* Exercise aim:
Determine how many lines contain the string "Instansi" and reply with that number alone.

* Information provided:
--- START ---
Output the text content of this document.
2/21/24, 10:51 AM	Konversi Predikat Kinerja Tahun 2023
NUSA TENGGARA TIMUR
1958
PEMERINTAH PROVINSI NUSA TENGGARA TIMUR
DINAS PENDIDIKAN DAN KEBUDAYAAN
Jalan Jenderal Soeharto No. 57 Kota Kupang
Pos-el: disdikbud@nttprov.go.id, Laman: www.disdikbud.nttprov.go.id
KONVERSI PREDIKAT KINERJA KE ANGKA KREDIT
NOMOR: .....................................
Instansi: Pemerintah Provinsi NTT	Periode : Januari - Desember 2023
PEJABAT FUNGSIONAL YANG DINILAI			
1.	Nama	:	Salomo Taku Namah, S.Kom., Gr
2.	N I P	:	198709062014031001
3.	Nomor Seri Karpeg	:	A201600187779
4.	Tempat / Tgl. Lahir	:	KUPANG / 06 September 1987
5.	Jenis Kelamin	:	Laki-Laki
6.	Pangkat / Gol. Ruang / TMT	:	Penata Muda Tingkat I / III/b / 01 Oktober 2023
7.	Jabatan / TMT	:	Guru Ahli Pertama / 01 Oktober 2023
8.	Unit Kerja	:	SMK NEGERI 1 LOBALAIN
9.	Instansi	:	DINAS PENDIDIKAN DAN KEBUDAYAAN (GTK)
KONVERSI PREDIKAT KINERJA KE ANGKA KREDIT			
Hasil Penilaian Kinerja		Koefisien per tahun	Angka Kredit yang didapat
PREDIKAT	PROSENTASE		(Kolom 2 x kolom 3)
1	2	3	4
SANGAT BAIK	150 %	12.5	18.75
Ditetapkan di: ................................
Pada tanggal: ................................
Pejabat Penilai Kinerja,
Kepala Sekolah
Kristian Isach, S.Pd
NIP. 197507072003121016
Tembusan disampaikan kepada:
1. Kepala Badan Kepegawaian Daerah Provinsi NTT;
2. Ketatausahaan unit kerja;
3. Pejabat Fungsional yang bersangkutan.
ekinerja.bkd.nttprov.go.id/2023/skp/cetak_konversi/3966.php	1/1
--- END ---
* Solution:
2